_TRECHO DE ORIGEM:_
----
Eu lembro de muitas oficinas que ofereciam o serviço de conversão de motores a álcool para gasolina por essa época. Basicamente, os mecânicos trocavam o carburador e ajustavam o ponto de ignição do motor, além de substituir as velas de ignição e o filtro de combustível. O serviço ficava bem “mais ou menos”, mas o carro ganhava uma boa sobrevida e o proprietário passaria a contar com a farta disponibilidade de gasolina nos postos de combustível. Caso surgisse algum problema mecânico mais grave, havia uma grande oferta de carros com motor a álcool a preços “de ocasião” – era só comprar outro veículo e fazer uma nova tentativa de conversão para gasolina.
----
_EXERCÍCIO ESCRITO A:_
Diga se cada afirmação concorda com o trecho sobre a conversão de motores a álcool, respondendo sim ou não e citando as palavras do trecho que decidem a resposta: (i) na conversão, os mecânicos trocavam o carburador; (ii) o serviço de conversão ficava perfeito; (iii) carros com motor a álcool eram difíceis de encontrar à venda.
_EXERCÍCIO ESCRITO B:_
Prossiga com o trecho sobre a conversão de motores a álcool para gasolina a partir da última frase, no mesmo tom.

_DADOS FORNECIDOS:_
----
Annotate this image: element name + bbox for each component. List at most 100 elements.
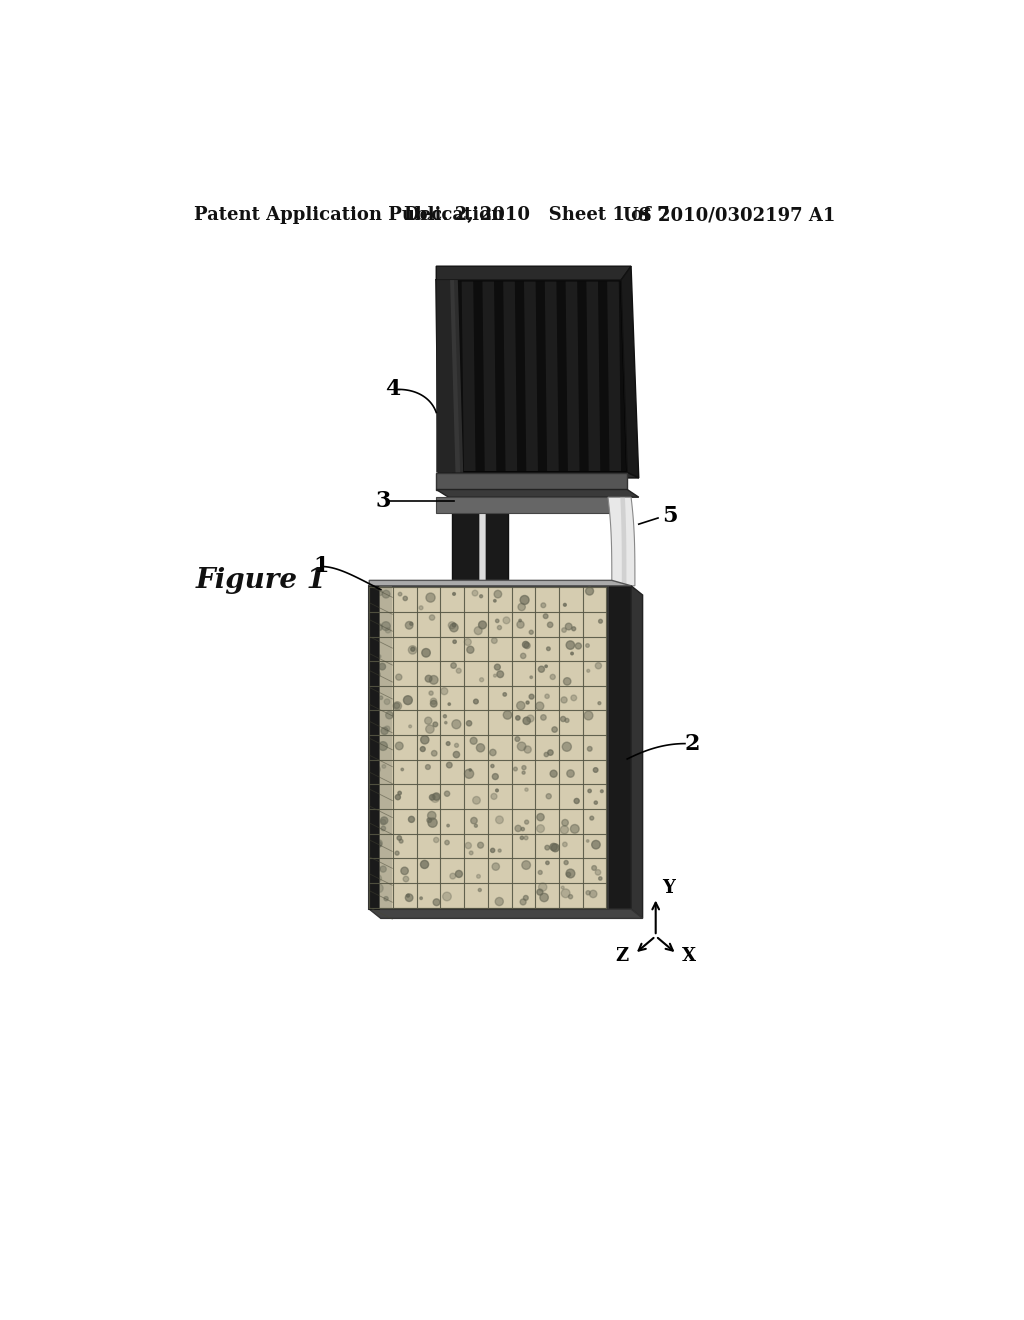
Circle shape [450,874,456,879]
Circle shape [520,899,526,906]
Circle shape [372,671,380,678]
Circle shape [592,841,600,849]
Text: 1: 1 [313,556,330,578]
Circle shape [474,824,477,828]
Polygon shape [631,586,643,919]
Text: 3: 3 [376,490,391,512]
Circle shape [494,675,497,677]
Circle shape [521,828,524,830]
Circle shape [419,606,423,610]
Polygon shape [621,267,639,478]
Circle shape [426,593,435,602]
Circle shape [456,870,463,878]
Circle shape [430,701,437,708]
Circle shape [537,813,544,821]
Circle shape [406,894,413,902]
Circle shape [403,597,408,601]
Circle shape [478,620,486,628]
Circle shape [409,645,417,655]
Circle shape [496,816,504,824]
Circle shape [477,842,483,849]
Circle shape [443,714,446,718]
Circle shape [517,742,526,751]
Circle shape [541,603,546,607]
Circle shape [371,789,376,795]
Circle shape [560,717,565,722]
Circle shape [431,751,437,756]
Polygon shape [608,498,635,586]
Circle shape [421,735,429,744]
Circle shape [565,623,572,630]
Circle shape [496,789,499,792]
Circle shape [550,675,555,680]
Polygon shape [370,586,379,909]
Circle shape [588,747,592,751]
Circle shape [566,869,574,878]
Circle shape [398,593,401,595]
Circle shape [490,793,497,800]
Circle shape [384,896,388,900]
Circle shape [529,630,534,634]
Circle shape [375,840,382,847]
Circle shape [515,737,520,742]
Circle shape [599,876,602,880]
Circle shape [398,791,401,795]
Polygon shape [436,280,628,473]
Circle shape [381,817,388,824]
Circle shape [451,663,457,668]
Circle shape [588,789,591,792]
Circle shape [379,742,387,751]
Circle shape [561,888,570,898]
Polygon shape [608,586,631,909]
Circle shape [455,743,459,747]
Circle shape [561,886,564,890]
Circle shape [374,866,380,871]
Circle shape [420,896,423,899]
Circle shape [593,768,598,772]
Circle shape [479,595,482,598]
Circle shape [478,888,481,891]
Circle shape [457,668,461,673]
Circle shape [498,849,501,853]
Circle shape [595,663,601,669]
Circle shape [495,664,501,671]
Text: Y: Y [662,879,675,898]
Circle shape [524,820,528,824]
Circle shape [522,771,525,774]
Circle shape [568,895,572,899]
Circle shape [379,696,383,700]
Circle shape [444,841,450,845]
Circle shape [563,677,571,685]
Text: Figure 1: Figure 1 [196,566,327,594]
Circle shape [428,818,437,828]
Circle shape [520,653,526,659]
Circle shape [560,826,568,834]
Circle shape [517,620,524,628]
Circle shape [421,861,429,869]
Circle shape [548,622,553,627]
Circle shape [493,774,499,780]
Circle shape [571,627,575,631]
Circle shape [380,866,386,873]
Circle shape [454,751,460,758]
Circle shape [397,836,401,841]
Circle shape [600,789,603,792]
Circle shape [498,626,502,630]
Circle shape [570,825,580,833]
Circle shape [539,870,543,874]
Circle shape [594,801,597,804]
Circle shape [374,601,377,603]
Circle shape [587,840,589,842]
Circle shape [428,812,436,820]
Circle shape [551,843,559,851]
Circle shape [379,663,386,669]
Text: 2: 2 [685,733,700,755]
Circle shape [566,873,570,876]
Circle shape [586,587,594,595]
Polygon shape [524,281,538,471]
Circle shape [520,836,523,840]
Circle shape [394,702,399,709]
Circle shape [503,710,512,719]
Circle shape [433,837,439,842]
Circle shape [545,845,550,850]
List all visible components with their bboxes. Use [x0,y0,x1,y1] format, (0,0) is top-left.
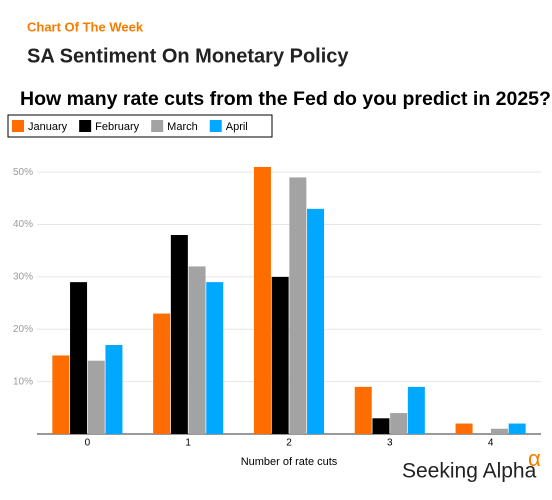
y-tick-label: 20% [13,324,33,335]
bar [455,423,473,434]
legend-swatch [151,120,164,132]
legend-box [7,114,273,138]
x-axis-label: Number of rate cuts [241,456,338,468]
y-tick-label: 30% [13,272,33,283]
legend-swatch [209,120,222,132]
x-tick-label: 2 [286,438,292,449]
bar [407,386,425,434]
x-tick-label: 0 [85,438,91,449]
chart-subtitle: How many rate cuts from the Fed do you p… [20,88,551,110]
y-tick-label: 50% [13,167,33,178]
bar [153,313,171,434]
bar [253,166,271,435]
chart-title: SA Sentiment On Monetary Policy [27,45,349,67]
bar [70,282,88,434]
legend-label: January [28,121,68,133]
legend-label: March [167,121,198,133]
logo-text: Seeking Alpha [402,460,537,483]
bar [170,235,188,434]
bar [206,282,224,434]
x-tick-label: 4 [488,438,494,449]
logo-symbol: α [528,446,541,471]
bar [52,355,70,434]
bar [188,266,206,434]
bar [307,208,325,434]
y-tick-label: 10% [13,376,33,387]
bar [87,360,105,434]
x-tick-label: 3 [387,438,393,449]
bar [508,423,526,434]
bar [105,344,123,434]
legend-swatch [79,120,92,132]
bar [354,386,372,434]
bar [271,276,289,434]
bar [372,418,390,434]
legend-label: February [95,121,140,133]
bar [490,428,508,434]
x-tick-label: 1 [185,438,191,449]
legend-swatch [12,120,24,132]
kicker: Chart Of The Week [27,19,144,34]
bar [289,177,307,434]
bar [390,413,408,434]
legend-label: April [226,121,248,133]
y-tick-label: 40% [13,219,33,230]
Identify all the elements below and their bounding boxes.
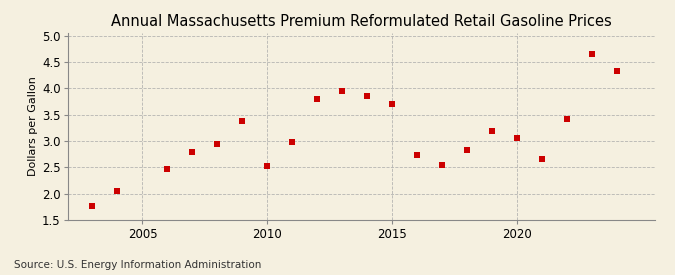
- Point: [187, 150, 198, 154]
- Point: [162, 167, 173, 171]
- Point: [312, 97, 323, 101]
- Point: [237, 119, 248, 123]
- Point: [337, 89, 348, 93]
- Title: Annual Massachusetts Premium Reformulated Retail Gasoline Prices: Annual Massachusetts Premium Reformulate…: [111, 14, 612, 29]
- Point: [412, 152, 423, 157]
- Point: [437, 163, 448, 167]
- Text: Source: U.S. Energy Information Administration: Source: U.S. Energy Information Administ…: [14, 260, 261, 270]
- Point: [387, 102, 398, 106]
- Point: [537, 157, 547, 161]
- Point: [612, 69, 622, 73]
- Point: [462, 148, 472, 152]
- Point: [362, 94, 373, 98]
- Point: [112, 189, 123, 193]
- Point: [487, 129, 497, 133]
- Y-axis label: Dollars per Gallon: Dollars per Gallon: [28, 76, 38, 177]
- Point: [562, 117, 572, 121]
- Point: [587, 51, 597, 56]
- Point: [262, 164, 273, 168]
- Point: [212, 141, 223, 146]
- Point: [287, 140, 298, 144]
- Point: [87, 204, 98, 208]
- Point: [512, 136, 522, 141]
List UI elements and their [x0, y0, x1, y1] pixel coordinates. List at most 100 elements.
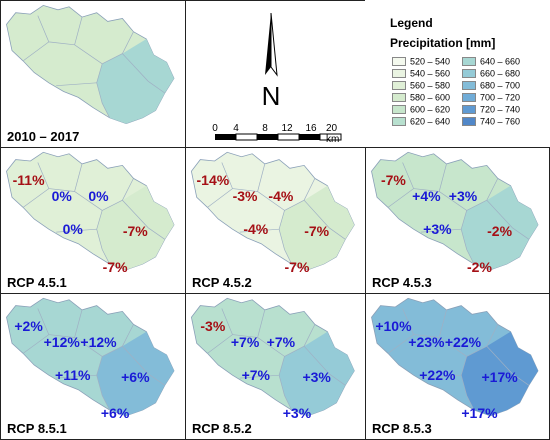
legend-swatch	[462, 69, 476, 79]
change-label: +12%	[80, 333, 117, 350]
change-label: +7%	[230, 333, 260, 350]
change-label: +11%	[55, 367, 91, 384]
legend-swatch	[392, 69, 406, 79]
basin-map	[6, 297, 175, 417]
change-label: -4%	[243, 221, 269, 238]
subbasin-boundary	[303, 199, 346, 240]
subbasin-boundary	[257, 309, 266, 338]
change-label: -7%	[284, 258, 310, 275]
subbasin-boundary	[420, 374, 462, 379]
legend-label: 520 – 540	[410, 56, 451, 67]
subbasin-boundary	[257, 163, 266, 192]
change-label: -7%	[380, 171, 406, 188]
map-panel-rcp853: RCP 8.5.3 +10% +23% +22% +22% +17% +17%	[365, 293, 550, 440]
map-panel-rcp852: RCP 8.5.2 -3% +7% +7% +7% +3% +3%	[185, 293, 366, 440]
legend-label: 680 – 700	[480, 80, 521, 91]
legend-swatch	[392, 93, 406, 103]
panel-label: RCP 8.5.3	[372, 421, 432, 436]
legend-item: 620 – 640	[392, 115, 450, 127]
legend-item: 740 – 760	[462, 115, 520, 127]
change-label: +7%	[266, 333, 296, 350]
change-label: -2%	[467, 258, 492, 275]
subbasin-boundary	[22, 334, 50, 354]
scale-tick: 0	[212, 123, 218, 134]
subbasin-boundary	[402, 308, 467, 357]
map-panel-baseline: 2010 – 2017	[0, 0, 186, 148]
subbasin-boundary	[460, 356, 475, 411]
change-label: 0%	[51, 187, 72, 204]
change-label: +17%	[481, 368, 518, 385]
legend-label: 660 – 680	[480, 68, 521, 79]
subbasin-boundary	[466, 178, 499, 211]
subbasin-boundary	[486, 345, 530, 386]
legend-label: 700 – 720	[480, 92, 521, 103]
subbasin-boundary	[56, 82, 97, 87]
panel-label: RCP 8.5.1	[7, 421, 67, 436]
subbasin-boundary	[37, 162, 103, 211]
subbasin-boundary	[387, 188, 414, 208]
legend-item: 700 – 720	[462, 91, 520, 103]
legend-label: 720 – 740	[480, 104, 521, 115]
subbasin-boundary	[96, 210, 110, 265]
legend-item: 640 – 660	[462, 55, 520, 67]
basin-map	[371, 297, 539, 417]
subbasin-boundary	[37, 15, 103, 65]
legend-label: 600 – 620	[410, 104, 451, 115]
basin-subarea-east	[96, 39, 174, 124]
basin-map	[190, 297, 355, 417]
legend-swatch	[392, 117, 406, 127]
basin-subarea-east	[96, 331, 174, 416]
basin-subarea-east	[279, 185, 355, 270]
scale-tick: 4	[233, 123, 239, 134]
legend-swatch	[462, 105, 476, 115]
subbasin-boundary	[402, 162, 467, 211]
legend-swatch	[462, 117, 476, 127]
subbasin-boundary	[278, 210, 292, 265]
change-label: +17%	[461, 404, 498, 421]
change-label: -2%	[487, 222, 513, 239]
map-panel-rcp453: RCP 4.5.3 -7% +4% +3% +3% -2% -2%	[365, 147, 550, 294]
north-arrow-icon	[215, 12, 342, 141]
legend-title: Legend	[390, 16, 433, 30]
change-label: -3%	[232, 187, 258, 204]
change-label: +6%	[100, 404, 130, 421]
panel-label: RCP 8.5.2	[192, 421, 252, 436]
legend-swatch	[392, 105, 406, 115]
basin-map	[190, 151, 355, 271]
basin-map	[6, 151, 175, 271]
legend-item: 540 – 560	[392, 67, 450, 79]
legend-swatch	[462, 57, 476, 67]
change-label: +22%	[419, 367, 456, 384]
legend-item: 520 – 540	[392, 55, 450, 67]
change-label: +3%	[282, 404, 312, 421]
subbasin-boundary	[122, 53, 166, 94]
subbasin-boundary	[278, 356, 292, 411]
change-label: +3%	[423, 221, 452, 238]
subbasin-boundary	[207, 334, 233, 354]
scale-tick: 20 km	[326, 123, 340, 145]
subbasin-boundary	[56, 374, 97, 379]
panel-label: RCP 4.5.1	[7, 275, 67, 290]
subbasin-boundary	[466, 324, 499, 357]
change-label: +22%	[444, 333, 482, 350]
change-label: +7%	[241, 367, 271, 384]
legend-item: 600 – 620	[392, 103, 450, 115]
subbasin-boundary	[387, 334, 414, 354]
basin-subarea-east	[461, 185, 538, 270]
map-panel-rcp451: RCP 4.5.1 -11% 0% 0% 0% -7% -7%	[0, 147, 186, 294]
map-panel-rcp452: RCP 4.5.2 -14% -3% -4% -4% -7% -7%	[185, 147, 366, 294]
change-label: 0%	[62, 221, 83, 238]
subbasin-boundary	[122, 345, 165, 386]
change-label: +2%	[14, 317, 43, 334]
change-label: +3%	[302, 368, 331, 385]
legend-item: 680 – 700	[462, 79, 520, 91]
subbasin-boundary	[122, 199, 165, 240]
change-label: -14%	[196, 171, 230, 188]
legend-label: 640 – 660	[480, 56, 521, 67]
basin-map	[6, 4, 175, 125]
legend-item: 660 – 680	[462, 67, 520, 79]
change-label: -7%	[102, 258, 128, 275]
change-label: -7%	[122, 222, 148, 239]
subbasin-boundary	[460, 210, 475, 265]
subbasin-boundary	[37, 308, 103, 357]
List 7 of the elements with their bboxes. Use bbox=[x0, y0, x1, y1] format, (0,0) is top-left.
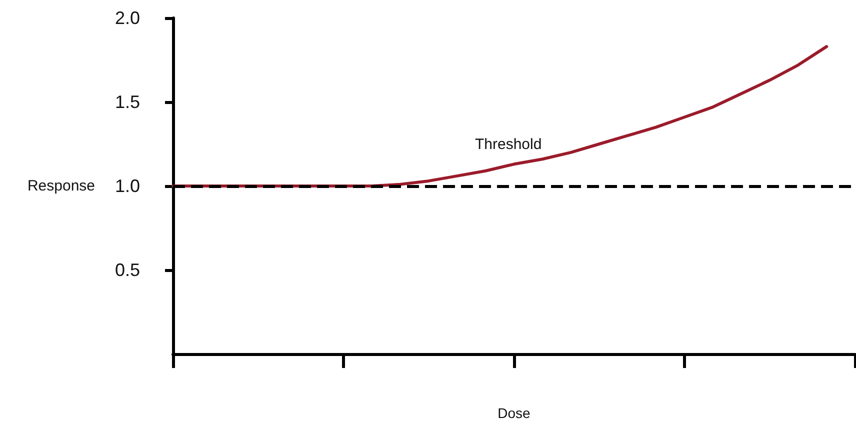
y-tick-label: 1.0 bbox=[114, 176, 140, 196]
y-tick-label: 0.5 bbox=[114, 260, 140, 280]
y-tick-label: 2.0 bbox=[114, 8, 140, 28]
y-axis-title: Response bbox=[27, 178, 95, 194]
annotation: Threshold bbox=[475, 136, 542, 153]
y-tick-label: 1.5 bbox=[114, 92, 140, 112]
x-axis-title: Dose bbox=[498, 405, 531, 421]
----
_RESPOSTA ESPERADA A:_
(i) Sim: «os mecânicos trocavam o carburador».
(ii) Não: «O serviço ficava bem “mais ou menos”».
(iii) Não: «havia uma grande oferta de carros com motor a álcool».

_RESPOSTA ESPERADA B:_
A situação do álcool combustível só voltaria a entrar nos eixos novamente a partir do ano de 2003, quando passaram a ser vendidos os carros com o extraordinário Motor Flex, que funcionava tanto com gasolina quanto com álcool. Circuitos eletrônicos detectavam automaticamente o tipo de combustível ou a mistura presente no tanque, ajustando automaticamente o sistema de injeção eletrônica de combustível e os circuitos de ignição do motor. Em 2008 eu comprei um carro Flex e confesso que nunca tive qualquer problema ao longo dos 7 anos em que fiquei com esse veículo. Com essa opção de escolha, o proprietário do carro nunca ficava na mão e podia sempre escolher o tipo de combustível que melhor lhe conviesse. Essa nova tecnologia automotiva voltou a estimular a produção do álcool pelas usinas.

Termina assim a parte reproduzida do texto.